Figure dataset records
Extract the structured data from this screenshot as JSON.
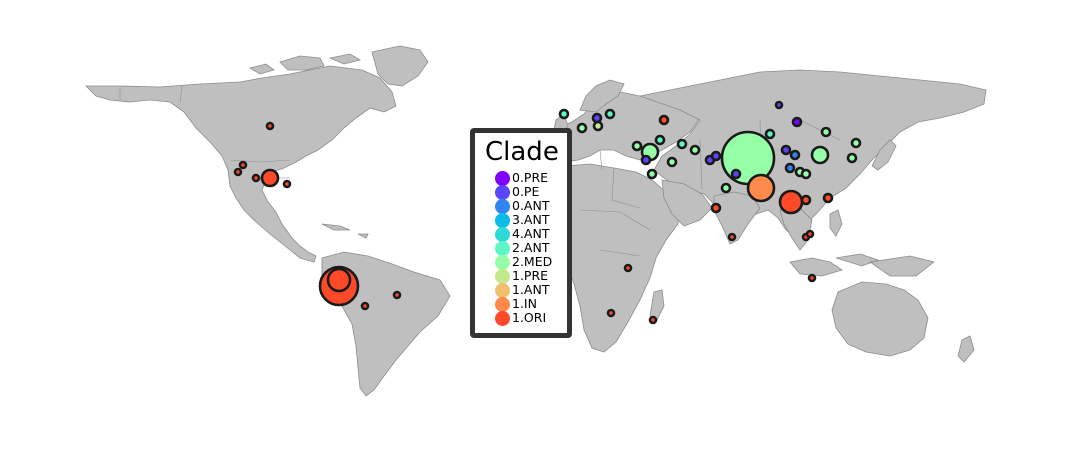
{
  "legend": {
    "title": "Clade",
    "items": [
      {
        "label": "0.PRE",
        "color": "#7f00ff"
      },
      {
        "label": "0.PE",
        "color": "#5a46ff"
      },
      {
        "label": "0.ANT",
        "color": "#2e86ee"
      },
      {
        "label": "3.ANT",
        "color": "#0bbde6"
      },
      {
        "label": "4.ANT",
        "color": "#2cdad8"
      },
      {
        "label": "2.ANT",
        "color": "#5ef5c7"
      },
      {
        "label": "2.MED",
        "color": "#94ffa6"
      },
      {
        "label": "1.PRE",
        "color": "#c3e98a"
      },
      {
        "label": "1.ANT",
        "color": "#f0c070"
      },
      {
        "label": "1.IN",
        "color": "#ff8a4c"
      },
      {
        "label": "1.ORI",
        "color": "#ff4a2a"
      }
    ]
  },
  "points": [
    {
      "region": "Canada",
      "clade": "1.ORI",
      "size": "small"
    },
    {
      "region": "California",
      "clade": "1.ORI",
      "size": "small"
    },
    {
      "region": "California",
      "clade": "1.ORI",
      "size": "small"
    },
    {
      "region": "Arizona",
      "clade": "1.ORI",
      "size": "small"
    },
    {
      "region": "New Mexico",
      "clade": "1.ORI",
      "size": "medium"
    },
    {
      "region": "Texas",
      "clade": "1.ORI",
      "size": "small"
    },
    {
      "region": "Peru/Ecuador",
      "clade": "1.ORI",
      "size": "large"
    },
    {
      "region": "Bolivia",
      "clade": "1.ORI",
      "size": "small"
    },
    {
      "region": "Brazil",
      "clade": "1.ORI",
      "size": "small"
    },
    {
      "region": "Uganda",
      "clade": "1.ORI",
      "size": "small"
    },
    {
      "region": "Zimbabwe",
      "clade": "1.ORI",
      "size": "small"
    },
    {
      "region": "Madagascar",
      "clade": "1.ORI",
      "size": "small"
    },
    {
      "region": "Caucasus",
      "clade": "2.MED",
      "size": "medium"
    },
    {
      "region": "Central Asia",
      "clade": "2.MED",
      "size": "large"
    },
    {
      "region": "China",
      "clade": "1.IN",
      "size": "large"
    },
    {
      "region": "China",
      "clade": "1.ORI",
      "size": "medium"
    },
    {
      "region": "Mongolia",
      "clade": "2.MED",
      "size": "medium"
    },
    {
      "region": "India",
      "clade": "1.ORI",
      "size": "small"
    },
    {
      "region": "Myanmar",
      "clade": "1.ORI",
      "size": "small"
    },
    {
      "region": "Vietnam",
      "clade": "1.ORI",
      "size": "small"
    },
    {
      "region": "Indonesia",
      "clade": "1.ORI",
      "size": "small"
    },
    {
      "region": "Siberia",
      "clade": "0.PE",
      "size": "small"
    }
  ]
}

...

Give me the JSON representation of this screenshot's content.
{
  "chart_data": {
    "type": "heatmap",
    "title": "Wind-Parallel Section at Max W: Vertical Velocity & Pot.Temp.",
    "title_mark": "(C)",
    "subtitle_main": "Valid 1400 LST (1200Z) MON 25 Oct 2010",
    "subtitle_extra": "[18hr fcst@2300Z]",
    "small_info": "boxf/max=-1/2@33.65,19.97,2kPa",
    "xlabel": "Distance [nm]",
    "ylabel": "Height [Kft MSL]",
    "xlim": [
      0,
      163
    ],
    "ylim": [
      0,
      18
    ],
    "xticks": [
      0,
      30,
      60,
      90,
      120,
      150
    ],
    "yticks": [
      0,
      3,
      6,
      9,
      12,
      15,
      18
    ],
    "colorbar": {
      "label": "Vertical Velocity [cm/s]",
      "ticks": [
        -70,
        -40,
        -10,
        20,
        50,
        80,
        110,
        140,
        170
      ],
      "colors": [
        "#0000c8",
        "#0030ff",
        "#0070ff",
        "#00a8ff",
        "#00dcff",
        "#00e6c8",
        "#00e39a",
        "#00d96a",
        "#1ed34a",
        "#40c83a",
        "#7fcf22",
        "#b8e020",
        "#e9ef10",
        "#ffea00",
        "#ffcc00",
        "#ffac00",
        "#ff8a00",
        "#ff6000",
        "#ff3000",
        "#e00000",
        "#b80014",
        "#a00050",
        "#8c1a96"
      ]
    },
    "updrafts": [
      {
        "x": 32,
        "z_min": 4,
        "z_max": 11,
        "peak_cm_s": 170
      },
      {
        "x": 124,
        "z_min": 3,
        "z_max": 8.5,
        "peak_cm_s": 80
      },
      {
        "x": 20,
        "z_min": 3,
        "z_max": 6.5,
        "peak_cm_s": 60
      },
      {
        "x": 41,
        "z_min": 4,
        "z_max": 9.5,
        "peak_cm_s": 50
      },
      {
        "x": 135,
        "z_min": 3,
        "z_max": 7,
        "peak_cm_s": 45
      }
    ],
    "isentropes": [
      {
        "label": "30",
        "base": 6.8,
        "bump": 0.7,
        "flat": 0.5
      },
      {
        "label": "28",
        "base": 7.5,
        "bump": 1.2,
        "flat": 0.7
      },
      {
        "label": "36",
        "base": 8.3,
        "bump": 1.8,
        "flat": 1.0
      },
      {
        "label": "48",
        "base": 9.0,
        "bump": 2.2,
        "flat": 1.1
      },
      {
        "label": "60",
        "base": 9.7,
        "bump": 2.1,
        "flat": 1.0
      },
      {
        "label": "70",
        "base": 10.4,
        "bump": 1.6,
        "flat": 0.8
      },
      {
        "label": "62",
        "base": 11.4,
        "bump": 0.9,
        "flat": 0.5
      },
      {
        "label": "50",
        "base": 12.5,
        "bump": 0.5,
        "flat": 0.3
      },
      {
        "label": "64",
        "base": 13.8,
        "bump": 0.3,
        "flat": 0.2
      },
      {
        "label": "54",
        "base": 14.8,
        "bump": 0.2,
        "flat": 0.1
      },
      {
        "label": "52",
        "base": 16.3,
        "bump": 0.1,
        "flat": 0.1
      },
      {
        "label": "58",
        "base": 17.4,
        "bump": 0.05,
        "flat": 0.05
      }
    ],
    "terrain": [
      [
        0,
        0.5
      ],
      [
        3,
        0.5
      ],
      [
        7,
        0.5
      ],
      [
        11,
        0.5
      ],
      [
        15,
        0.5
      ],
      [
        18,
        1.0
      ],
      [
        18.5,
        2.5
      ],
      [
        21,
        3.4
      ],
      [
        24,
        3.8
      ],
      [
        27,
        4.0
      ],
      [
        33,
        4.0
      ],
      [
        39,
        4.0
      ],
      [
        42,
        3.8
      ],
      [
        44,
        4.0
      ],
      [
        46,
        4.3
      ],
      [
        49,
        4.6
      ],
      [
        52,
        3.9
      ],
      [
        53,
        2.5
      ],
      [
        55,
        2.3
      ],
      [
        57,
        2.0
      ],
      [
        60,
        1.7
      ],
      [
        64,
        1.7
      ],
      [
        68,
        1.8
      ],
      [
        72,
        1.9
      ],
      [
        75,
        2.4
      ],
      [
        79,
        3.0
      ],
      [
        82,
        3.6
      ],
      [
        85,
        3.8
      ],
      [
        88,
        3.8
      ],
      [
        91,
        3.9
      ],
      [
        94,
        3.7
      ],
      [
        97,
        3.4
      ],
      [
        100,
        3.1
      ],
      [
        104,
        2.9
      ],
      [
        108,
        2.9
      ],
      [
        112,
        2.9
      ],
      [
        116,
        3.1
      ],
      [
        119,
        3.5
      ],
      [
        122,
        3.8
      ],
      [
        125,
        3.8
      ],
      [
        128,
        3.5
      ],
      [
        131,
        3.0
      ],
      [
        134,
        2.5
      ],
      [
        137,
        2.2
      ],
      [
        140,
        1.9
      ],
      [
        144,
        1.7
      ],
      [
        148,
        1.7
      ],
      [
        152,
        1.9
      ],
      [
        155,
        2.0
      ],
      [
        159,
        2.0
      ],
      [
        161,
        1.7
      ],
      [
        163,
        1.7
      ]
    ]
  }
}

▶ [STATED PROBLEM]
Give only the number of lines in the entries above that contain the string "Velocity".

▶ [SOLUTION FOR THIS EXERCISE]
2